— START —
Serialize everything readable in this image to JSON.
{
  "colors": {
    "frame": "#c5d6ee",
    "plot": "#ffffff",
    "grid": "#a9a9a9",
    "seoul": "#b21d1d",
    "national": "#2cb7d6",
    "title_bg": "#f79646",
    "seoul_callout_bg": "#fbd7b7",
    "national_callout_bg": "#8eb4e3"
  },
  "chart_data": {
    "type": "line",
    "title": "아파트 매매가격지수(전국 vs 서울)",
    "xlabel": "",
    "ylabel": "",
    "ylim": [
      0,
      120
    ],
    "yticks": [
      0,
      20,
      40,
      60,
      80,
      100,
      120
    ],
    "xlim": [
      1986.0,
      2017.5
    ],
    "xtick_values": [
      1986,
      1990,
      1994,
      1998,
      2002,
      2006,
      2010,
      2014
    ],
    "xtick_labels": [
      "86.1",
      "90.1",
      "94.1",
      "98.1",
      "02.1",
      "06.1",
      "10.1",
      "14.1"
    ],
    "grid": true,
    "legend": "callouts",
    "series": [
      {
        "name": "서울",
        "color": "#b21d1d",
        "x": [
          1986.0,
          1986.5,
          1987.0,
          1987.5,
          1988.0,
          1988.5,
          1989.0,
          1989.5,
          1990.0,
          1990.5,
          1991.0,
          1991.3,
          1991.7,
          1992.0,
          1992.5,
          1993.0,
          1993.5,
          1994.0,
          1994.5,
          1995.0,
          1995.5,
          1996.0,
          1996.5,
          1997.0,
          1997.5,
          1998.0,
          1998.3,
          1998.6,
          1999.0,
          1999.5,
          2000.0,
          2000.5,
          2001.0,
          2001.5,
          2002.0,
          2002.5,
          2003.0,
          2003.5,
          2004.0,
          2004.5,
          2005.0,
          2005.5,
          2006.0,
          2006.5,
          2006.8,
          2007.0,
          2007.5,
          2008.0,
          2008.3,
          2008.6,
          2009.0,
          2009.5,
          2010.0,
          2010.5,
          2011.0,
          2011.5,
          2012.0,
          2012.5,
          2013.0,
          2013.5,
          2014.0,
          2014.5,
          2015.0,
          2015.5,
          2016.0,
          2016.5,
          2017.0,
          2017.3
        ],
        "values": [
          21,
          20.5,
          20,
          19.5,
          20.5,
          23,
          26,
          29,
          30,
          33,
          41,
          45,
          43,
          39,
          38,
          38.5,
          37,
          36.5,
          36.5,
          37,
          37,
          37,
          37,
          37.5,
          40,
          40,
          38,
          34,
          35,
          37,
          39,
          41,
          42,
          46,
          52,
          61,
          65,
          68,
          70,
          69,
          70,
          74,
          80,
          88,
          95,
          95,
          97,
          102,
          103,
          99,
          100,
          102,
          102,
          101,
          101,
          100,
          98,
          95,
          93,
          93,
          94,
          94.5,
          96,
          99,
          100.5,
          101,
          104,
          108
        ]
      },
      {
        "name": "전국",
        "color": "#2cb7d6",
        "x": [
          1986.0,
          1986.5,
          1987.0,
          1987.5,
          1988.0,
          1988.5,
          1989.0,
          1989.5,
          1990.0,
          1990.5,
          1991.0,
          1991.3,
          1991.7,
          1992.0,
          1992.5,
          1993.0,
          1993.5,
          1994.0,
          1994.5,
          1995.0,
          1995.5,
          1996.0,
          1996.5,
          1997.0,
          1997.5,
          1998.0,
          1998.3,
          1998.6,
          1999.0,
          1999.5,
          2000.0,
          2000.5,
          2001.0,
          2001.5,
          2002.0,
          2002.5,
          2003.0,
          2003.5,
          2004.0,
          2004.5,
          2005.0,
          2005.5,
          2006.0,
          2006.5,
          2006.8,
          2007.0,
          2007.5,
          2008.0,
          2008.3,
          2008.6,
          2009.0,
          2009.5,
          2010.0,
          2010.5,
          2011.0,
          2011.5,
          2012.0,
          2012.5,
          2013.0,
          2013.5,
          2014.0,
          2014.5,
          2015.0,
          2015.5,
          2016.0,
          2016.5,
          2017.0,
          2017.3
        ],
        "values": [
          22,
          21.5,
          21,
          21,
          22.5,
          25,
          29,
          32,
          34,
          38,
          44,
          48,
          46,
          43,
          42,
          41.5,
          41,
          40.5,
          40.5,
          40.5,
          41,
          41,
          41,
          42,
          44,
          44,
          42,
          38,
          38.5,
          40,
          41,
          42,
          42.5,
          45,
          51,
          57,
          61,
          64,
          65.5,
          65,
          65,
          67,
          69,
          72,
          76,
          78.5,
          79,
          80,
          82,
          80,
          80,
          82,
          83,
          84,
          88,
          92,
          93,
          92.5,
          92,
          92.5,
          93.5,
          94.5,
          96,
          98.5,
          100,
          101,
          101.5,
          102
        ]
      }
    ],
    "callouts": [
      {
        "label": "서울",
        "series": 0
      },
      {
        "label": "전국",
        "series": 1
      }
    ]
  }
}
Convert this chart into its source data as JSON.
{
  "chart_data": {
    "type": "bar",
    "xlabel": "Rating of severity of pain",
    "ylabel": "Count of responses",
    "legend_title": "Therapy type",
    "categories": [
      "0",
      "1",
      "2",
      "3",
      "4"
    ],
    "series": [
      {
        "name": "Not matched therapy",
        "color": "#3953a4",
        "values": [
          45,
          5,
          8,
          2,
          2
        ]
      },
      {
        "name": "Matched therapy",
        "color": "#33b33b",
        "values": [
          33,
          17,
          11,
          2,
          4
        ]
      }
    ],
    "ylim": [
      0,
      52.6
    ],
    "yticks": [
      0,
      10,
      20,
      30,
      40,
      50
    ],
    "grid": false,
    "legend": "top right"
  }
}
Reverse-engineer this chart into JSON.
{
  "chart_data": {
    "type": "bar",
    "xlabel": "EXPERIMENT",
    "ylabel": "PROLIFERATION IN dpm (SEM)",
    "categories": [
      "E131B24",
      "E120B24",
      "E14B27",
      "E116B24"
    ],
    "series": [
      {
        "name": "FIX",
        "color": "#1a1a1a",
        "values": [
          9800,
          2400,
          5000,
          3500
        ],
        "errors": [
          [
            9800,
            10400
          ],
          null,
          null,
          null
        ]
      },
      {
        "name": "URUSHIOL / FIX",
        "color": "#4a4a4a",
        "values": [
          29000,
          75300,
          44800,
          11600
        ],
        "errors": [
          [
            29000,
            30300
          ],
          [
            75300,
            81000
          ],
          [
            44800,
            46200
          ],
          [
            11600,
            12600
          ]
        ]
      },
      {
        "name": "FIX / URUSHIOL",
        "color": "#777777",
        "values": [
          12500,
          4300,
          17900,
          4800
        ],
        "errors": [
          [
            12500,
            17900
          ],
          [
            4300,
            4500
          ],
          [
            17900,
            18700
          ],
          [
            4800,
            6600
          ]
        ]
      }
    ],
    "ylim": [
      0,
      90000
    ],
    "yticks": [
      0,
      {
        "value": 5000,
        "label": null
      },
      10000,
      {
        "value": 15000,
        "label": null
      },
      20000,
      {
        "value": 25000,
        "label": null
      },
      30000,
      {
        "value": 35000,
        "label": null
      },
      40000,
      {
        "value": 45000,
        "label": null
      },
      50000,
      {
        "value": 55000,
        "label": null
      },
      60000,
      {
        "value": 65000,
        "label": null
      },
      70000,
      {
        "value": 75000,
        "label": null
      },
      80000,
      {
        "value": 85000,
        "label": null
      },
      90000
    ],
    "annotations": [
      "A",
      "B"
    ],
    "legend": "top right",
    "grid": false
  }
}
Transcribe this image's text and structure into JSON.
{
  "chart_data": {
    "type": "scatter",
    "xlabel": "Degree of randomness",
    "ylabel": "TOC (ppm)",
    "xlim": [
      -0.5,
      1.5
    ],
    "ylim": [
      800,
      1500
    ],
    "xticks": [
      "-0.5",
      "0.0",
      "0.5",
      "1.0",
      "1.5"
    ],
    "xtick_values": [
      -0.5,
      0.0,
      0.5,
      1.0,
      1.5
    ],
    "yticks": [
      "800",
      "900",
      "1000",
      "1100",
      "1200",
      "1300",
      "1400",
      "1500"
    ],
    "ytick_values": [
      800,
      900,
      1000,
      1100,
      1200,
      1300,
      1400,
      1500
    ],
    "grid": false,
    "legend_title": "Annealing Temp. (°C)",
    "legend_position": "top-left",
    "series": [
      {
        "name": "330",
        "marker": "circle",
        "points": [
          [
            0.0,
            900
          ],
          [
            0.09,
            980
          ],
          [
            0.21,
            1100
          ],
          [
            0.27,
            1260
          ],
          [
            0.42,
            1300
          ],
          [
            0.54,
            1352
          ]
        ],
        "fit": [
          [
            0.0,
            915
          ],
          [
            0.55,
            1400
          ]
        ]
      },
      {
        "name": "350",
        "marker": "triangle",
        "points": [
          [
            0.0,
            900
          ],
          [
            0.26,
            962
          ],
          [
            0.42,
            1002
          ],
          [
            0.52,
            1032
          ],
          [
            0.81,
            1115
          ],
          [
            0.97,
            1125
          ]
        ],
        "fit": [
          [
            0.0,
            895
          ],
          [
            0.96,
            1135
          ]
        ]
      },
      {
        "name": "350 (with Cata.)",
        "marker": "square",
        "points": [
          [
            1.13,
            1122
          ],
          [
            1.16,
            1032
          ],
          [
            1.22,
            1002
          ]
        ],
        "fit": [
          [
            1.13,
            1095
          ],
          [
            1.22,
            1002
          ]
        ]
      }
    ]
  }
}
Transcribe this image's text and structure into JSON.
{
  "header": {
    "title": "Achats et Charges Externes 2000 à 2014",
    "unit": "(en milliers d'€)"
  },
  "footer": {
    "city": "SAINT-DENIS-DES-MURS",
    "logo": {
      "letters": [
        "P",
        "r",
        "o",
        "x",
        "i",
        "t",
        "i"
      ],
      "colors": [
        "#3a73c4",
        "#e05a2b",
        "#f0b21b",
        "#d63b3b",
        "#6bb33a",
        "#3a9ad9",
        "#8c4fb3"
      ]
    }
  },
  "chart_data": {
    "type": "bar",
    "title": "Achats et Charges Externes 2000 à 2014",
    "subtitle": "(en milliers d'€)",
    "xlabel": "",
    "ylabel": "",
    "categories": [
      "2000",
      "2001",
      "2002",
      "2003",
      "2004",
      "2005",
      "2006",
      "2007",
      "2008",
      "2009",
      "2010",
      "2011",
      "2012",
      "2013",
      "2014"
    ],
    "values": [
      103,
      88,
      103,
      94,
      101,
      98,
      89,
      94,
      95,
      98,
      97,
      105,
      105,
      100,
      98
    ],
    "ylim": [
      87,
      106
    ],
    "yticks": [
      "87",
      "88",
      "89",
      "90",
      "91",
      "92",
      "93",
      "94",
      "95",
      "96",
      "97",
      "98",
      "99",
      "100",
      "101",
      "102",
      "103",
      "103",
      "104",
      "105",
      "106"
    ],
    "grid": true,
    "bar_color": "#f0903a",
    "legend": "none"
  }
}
— END —
Which lines above contain "xlabel"? Show each of them.

    "xlabel": "",
    "xlabel": "Rating of severity of pain",
    "xlabel": "EXPERIMENT",
    "xlabel": "Degree of randomness",
    "xlabel": "",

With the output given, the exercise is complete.